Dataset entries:
+--

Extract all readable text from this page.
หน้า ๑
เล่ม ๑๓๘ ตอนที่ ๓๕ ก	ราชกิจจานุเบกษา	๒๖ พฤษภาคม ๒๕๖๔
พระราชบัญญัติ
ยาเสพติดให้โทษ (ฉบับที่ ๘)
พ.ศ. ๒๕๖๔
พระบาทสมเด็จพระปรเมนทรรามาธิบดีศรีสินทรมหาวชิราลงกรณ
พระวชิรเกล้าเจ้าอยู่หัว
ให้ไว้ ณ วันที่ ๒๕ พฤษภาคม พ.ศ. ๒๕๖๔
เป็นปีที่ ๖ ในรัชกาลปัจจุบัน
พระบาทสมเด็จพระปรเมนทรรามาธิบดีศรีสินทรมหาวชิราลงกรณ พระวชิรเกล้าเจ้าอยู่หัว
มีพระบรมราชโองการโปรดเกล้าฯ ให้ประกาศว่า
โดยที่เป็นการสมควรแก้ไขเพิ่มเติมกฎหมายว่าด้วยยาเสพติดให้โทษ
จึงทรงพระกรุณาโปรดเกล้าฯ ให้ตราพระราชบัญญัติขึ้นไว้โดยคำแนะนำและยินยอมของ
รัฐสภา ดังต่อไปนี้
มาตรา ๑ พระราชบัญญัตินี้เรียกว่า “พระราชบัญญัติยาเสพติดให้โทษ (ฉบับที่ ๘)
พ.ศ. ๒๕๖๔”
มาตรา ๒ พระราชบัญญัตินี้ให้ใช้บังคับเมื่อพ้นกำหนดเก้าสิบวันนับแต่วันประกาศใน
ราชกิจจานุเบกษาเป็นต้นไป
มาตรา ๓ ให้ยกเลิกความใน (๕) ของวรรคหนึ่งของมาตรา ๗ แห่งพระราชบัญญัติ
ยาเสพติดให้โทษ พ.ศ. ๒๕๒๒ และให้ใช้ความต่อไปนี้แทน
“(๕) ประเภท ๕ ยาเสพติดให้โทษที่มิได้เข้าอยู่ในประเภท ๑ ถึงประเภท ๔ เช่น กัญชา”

+--

Set task
Write every record out again, unaltered.

Complete output
Extract all readable text from this page.
หน้า ๑
เล่ม ๑๓๘ ตอนที่ ๓๕ ก	ราชกิจจานุเบกษา	๒๖ พฤษภาคม ๒๕๖๔
พระราชบัญญัติ
ยาเสพติดให้โทษ (ฉบับที่ ๘)
พ.ศ. ๒๕๖๔
พระบาทสมเด็จพระปรเมนทรรามาธิบดีศรีสินทรมหาวชิราลงกรณ
พระวชิรเกล้าเจ้าอยู่หัว
ให้ไว้ ณ วันที่ ๒๕ พฤษภาคม พ.ศ. ๒๕๖๔
เป็นปีที่ ๖ ในรัชกาลปัจจุบัน
พระบาทสมเด็จพระปรเมนทรรามาธิบดีศรีสินทรมหาวชิราลงกรณ พระวชิรเกล้าเจ้าอยู่หัว
มีพระบรมราชโองการโปรดเกล้าฯ ให้ประกาศว่า
โดยที่เป็นการสมควรแก้ไขเพิ่มเติมกฎหมายว่าด้วยยาเสพติดให้โทษ
จึงทรงพระกรุณาโปรดเกล้าฯ ให้ตราพระราชบัญญัติขึ้นไว้โดยคำแนะนำและยินยอมของ
รัฐสภา ดังต่อไปนี้
มาตรา ๑ พระราชบัญญัตินี้เรียกว่า “พระราชบัญญัติยาเสพติดให้โทษ (ฉบับที่ ๘)
พ.ศ. ๒๕๖๔”
มาตรา ๒ พระราชบัญญัตินี้ให้ใช้บังคับเมื่อพ้นกำหนดเก้าสิบวันนับแต่วันประกาศใน
ราชกิจจานุเบกษาเป็นต้นไป
มาตรา ๓ ให้ยกเลิกความใน (๕) ของวรรคหนึ่งของมาตรา ๗ แห่งพระราชบัญญัติ
ยาเสพติดให้โทษ พ.ศ. ๒๕๒๒ และให้ใช้ความต่อไปนี้แทน
“(๕) ประเภท ๕ ยาเสพติดให้โทษที่มิได้เข้าอยู่ในประเภท ๑ ถึงประเภท ๔ เช่น กัญชา”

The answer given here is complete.